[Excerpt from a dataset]
=======

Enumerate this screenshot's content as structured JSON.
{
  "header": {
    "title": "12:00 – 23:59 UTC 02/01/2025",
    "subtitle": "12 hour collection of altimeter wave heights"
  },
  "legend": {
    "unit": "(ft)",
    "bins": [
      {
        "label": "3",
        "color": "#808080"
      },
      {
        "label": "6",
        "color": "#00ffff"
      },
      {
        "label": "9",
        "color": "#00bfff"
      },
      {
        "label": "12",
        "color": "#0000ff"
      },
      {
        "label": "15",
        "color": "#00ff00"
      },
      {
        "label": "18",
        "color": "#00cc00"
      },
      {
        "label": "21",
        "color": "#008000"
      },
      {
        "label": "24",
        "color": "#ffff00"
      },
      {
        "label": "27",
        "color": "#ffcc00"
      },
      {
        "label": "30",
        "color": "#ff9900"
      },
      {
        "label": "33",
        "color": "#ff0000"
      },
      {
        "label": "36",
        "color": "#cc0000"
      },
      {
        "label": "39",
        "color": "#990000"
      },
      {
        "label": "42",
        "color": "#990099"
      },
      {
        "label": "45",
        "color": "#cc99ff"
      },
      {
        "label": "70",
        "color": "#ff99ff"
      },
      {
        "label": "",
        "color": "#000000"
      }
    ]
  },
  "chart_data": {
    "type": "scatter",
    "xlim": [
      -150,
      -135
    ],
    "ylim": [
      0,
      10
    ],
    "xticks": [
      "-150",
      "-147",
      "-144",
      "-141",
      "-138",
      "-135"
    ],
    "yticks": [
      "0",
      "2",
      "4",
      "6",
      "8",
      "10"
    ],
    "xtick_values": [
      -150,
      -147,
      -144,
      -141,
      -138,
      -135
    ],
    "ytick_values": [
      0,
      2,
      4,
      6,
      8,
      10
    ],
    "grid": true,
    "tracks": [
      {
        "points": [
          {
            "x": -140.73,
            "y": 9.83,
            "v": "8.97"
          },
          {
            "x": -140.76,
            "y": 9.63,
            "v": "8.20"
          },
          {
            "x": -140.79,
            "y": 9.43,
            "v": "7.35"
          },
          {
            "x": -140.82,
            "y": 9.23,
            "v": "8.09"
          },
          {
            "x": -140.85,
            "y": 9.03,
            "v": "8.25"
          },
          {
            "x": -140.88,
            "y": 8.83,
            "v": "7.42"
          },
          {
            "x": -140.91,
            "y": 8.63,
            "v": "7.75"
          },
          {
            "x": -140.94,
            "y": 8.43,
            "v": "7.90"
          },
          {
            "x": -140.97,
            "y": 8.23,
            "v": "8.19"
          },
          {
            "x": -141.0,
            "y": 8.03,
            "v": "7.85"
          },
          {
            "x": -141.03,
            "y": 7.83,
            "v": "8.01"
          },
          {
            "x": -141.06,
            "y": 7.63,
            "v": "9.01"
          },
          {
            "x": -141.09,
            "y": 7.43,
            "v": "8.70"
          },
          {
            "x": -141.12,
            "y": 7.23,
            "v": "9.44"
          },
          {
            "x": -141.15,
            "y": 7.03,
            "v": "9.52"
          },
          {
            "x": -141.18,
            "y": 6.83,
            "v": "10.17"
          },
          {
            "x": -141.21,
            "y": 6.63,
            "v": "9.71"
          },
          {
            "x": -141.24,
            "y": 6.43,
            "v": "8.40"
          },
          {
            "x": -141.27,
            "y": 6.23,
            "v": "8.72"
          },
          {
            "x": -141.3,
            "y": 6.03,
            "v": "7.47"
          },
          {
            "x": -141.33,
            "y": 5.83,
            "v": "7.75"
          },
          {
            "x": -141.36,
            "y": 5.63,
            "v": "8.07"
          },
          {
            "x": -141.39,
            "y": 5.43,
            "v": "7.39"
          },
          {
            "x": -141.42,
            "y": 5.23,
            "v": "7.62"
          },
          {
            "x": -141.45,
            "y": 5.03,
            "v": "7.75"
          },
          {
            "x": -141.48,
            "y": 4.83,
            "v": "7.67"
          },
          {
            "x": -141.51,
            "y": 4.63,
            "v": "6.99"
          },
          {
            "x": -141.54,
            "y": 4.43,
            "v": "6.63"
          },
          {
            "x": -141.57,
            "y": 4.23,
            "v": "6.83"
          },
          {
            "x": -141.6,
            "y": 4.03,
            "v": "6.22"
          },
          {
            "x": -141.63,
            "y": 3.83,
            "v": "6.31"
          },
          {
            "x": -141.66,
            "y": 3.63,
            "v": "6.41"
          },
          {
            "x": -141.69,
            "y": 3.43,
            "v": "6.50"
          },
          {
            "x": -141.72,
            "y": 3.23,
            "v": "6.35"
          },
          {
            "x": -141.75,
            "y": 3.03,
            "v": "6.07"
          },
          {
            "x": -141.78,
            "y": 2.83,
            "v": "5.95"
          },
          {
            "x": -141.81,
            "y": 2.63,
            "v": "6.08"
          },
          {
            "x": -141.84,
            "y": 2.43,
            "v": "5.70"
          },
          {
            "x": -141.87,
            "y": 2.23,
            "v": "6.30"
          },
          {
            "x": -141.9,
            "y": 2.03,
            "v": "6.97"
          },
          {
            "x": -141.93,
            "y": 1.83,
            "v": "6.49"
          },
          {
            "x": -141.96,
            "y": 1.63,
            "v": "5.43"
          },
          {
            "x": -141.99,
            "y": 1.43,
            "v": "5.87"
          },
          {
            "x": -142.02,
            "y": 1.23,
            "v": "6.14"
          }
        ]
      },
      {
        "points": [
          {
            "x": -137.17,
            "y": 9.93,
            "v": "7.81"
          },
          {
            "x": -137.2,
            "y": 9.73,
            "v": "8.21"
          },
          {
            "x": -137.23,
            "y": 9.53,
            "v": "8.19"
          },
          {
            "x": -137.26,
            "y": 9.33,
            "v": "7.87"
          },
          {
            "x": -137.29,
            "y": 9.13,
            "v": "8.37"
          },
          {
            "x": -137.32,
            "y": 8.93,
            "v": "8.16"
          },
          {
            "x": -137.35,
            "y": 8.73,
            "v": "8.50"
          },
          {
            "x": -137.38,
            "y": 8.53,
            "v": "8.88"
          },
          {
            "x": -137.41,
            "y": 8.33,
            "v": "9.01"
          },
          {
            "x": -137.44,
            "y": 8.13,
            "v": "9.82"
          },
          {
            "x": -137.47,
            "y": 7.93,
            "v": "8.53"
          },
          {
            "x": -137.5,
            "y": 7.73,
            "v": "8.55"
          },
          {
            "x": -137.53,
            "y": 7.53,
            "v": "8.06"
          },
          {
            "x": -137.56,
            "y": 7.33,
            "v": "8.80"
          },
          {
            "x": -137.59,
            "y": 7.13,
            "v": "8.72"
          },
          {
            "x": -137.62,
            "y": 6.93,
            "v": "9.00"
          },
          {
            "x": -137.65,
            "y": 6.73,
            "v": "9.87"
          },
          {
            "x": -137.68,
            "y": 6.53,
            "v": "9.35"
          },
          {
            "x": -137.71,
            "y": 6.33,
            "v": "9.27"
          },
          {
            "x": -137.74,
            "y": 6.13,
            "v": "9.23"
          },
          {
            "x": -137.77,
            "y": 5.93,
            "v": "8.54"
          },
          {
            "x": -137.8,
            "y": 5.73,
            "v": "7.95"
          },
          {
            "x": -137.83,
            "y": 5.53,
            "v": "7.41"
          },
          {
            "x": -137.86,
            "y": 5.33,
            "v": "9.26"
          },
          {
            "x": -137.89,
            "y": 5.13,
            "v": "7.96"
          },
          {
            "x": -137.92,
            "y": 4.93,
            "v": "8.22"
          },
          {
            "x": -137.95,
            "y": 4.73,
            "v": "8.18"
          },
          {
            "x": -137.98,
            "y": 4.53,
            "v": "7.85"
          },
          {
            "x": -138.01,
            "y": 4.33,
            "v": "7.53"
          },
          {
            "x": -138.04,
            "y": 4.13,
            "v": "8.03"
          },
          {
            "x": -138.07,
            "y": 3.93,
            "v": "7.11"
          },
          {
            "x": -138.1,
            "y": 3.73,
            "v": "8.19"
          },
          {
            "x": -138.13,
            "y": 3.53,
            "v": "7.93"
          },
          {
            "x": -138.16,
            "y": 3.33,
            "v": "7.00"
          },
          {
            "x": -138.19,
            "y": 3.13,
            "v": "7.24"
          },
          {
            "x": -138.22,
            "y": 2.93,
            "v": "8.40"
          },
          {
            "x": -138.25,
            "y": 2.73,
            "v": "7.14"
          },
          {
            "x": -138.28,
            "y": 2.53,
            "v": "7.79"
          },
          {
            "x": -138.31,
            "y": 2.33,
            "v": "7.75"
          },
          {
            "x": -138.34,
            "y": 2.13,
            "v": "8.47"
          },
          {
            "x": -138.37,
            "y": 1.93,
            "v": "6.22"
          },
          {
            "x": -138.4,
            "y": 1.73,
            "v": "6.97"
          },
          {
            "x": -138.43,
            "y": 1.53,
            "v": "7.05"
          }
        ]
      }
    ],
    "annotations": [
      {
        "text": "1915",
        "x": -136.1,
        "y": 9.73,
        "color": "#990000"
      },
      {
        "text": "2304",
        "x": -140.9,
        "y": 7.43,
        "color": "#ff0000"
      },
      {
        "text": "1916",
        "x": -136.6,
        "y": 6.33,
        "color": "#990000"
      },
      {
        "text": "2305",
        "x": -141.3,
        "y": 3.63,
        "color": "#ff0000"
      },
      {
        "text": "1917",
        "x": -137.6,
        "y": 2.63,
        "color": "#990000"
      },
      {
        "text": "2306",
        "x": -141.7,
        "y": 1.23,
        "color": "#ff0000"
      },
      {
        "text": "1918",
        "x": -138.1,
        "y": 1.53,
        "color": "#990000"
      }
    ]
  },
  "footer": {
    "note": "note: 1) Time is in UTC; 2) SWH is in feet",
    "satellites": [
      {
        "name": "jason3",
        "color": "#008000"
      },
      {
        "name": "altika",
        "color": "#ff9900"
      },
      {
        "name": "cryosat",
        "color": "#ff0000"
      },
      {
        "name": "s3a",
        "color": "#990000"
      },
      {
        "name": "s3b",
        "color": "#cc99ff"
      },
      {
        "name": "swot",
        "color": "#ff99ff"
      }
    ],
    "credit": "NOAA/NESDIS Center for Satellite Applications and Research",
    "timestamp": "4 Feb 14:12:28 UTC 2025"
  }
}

=======

▶ [Your objective] In the entries above, find each line with the word "text" and copy it.

▶ [Written response]
        "text": "1915",
        "text": "2304",
        "text": "1916",
        "text": "2305",
        "text": "1917",
        "text": "2306",
        "text": "1918",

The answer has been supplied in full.